-- Task details --
Select each line of the records that contains the string "regression", treating uppercase and lowercase as different, and copy those lines.

━━ Material ━━

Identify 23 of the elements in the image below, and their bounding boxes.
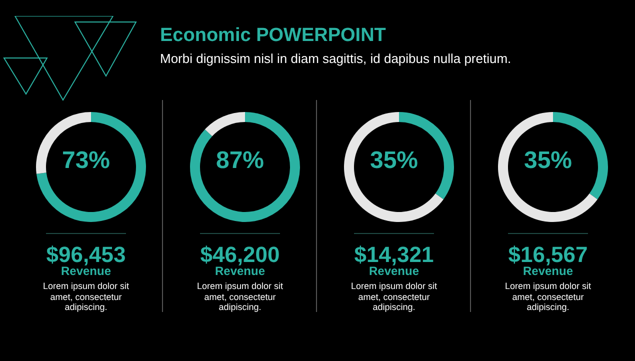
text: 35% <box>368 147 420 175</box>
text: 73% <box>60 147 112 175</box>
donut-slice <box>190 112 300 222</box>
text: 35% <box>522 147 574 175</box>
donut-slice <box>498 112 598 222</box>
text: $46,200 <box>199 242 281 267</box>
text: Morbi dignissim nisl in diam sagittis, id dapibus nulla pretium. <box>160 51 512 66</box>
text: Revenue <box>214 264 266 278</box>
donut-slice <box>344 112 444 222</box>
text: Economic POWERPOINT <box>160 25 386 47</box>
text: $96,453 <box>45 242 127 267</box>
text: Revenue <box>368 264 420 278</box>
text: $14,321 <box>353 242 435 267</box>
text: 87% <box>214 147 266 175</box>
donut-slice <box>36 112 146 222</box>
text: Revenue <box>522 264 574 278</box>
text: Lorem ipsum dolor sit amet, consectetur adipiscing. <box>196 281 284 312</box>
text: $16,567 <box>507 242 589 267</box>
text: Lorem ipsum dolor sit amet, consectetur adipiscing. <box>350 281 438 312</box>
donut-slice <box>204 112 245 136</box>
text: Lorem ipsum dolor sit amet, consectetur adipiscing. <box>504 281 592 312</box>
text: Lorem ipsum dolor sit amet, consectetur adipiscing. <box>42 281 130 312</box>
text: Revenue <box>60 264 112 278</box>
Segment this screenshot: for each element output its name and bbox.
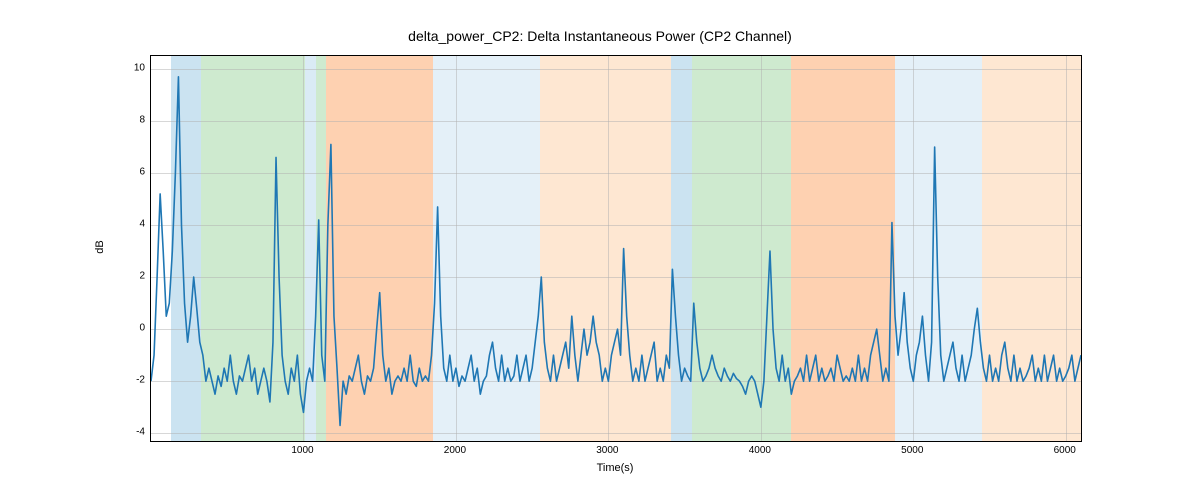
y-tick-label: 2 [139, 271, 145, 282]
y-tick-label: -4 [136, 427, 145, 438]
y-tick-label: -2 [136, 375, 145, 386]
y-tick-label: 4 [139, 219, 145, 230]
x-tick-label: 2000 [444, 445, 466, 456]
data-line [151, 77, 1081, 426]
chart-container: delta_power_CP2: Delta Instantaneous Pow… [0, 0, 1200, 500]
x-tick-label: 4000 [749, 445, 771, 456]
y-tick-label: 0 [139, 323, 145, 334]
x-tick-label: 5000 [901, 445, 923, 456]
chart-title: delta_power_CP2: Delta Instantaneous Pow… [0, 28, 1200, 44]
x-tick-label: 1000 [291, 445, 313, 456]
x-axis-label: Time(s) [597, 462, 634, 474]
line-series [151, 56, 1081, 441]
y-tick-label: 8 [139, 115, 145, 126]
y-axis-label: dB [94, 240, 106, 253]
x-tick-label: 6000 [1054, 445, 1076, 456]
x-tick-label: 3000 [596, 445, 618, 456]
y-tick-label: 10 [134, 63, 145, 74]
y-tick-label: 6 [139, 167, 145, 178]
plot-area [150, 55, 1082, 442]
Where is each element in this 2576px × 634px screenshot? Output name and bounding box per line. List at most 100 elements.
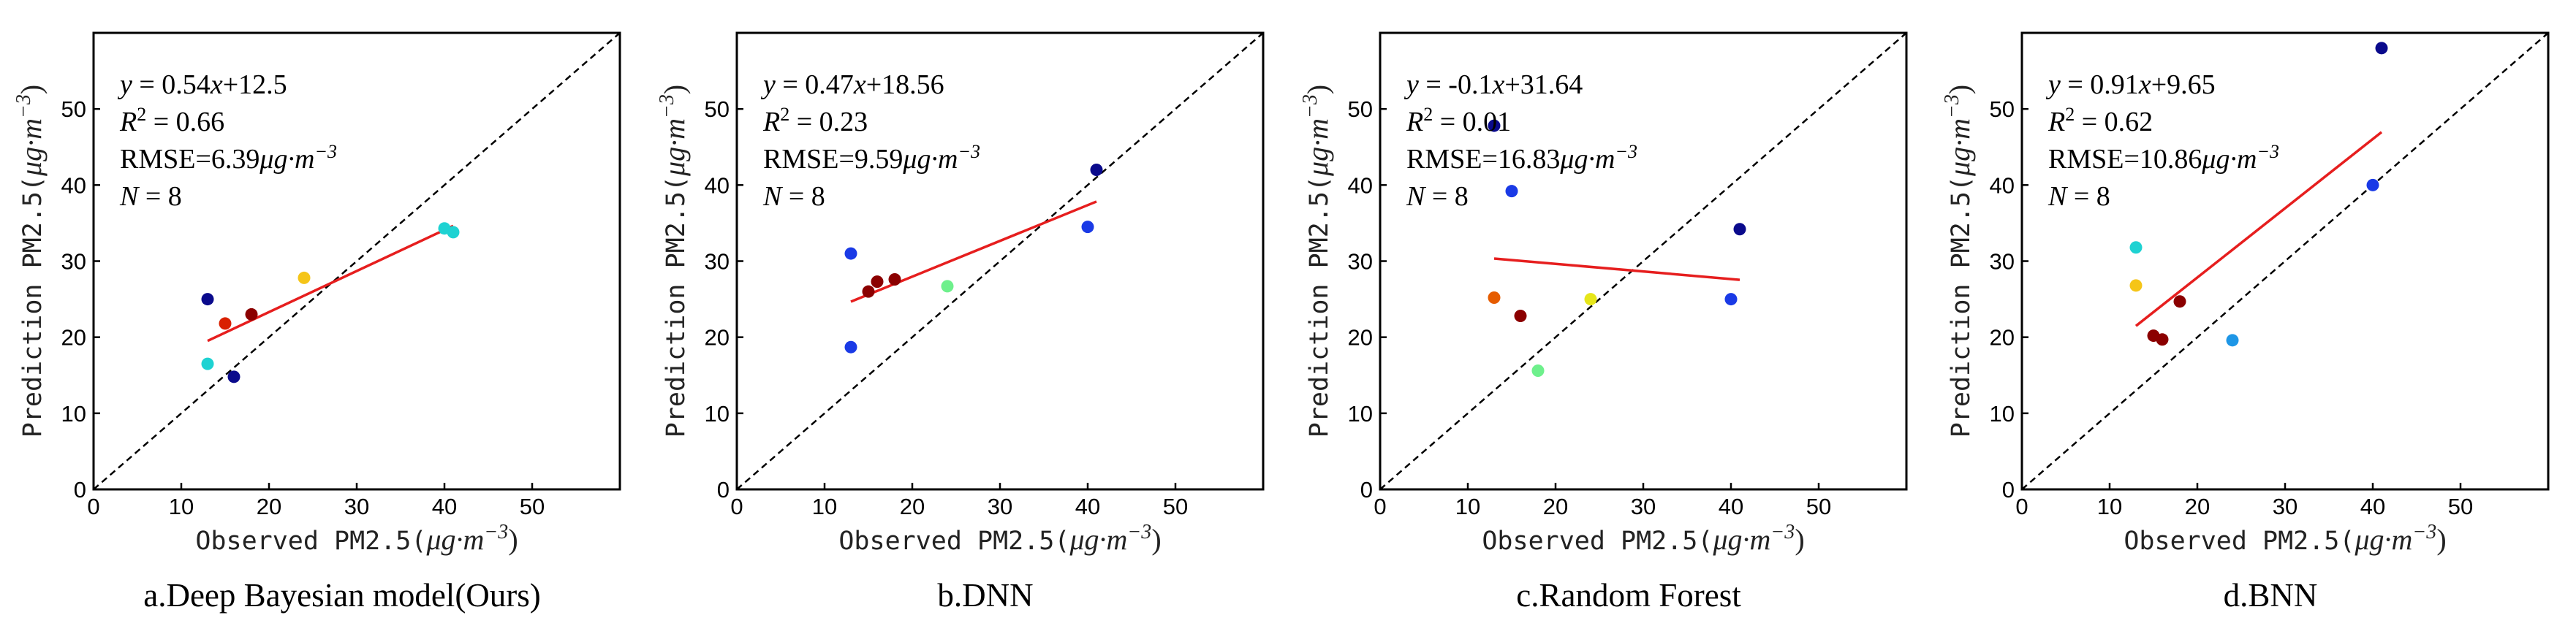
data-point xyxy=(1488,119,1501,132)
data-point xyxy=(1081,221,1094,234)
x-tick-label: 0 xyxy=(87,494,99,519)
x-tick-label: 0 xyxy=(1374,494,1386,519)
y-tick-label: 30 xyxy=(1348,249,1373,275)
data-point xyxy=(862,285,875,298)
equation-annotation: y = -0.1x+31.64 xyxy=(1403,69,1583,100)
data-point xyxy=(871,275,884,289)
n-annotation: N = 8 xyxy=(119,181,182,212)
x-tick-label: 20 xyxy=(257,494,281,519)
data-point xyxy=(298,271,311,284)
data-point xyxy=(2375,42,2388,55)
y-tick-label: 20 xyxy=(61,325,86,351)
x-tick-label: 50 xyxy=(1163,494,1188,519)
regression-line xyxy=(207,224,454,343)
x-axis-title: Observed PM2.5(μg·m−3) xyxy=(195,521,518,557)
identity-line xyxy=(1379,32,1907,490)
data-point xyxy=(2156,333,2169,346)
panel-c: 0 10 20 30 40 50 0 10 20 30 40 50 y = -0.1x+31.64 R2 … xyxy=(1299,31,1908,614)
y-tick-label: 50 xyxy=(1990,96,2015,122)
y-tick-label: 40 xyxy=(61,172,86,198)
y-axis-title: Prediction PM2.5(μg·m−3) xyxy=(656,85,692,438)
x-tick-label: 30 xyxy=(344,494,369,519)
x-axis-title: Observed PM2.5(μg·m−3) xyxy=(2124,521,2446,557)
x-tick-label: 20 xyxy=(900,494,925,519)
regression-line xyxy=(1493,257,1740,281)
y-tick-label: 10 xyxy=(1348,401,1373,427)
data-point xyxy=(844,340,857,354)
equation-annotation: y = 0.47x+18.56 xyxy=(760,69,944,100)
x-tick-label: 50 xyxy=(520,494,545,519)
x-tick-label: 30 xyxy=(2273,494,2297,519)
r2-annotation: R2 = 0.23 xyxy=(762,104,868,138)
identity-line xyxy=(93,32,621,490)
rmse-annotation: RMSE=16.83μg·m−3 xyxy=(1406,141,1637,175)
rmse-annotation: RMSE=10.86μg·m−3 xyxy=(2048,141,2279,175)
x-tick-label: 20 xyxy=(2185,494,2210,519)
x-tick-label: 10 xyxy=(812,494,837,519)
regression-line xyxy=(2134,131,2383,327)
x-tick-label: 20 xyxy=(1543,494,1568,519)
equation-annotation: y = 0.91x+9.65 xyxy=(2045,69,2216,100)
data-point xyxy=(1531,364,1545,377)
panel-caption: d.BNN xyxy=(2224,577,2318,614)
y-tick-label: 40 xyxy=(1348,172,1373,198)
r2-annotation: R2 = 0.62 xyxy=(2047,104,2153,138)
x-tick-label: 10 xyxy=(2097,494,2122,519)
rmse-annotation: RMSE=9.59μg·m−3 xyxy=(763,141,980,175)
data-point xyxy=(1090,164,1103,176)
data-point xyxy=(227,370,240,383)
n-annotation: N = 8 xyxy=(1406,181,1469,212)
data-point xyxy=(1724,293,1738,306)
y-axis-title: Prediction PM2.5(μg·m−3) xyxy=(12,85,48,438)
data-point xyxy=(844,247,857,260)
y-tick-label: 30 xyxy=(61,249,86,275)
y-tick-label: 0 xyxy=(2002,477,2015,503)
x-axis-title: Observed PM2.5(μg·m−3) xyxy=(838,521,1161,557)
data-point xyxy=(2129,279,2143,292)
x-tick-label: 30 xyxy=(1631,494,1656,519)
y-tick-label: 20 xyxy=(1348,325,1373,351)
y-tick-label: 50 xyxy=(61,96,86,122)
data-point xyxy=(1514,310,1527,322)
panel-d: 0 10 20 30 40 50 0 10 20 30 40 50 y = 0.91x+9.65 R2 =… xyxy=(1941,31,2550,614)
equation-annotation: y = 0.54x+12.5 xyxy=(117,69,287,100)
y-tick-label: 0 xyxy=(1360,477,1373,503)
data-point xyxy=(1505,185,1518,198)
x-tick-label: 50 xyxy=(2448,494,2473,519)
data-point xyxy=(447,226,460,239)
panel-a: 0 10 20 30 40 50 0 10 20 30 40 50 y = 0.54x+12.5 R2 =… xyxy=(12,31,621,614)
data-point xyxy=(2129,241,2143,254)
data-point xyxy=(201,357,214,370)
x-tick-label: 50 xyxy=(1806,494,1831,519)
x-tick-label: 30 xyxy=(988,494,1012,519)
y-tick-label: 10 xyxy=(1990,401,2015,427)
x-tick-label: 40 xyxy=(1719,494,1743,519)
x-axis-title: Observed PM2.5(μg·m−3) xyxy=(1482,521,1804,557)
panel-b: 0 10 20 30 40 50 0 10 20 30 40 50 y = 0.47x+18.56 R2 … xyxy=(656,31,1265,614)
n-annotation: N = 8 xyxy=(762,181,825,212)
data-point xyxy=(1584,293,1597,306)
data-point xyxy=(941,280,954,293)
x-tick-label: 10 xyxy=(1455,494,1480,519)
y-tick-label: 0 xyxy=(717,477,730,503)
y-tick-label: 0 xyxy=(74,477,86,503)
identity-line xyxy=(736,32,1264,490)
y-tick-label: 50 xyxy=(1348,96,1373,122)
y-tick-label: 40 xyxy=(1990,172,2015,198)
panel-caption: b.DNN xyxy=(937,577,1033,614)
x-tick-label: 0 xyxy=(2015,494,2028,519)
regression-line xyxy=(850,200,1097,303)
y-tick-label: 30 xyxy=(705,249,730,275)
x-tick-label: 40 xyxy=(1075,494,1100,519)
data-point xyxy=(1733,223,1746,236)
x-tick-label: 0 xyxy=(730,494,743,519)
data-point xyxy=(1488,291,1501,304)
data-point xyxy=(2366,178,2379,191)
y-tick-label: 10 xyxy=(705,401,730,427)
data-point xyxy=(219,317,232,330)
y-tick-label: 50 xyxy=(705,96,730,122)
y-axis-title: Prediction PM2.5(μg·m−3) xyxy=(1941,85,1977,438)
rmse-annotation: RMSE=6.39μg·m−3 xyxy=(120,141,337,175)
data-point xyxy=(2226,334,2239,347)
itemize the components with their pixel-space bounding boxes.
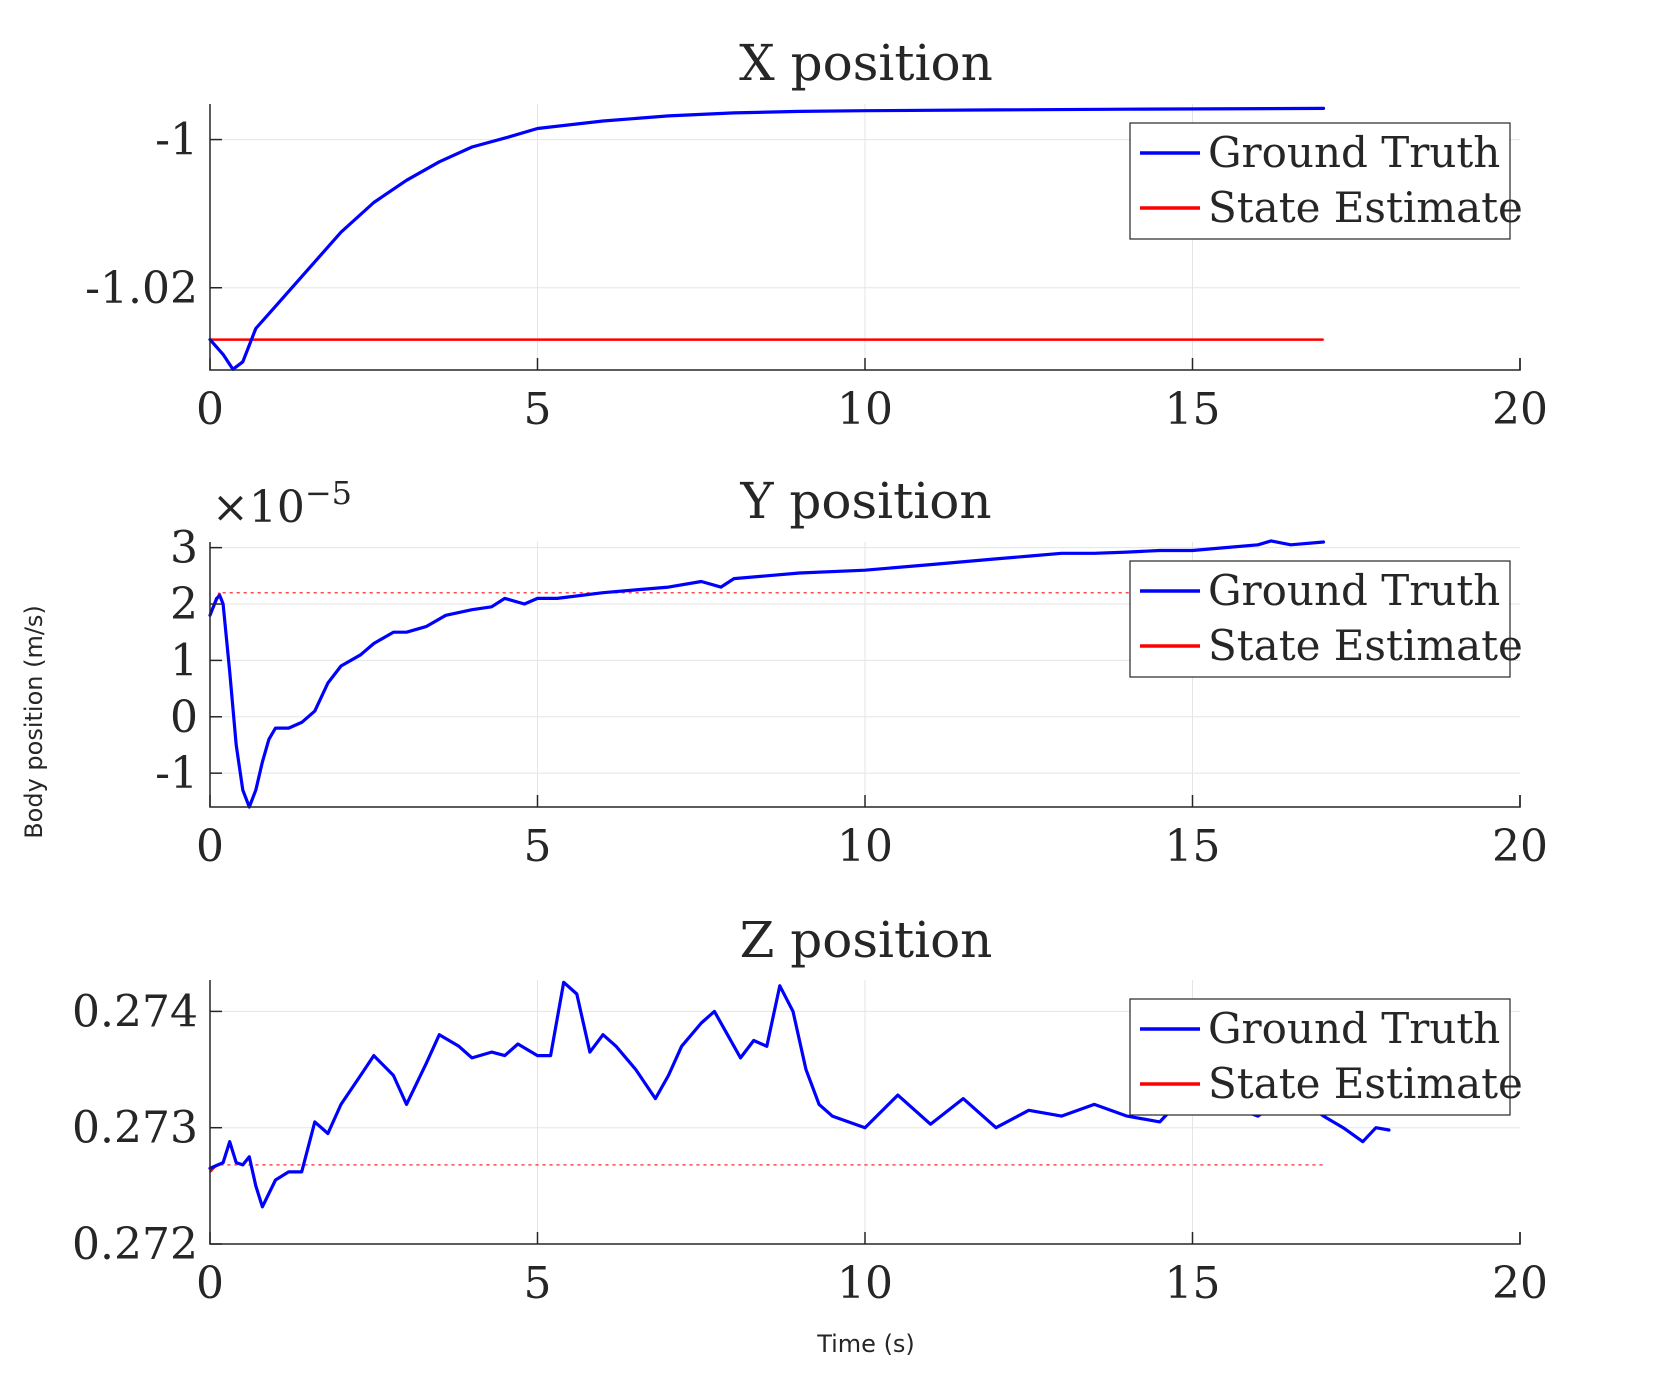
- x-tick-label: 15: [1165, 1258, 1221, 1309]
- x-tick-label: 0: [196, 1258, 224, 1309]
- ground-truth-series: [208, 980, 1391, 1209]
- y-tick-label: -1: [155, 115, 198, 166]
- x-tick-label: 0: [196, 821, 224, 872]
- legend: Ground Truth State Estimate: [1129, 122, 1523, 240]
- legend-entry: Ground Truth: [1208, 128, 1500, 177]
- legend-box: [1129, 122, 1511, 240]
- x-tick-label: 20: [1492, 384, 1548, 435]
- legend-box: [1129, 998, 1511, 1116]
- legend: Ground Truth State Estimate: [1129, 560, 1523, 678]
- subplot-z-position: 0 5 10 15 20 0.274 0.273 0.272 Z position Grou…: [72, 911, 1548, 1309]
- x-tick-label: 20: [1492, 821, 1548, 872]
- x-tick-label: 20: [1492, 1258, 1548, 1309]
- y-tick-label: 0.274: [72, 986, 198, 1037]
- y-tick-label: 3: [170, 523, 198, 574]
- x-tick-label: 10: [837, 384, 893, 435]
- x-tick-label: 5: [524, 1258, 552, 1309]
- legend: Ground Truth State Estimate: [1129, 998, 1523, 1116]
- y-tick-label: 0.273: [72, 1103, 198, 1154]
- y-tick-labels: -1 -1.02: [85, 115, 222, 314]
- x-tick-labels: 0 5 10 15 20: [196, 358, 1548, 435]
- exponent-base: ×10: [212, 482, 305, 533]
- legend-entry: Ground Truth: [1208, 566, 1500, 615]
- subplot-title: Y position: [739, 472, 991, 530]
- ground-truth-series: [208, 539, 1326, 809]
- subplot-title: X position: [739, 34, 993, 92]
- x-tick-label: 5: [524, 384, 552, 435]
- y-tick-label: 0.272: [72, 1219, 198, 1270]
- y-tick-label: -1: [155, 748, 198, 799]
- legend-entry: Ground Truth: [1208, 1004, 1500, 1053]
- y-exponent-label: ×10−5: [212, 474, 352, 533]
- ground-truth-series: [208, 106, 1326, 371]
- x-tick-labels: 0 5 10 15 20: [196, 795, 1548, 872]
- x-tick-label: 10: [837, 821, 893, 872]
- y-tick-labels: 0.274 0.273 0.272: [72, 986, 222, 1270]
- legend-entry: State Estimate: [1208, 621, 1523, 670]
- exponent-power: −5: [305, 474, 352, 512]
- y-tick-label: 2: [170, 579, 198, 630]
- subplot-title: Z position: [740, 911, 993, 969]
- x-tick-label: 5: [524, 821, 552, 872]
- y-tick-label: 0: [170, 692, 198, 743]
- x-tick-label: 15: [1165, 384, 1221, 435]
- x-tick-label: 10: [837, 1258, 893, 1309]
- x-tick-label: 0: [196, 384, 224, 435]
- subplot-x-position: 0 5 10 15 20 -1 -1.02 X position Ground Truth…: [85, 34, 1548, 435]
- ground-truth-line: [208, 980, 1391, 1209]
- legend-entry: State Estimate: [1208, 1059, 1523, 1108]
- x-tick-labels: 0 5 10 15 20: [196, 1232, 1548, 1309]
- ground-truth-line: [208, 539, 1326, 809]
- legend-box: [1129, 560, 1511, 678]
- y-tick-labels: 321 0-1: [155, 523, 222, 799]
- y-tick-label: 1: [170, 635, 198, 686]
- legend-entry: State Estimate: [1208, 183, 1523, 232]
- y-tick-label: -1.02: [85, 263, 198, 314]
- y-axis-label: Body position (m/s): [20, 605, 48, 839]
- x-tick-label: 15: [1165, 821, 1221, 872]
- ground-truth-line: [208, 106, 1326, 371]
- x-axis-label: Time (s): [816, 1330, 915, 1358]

━━━

-- Answer in full --
regression-line xyxy=(207,224,454,343)
regression-line xyxy=(1493,257,1740,281)
regression-line xyxy=(2134,131,2383,327)
regression-line xyxy=(850,200,1097,303)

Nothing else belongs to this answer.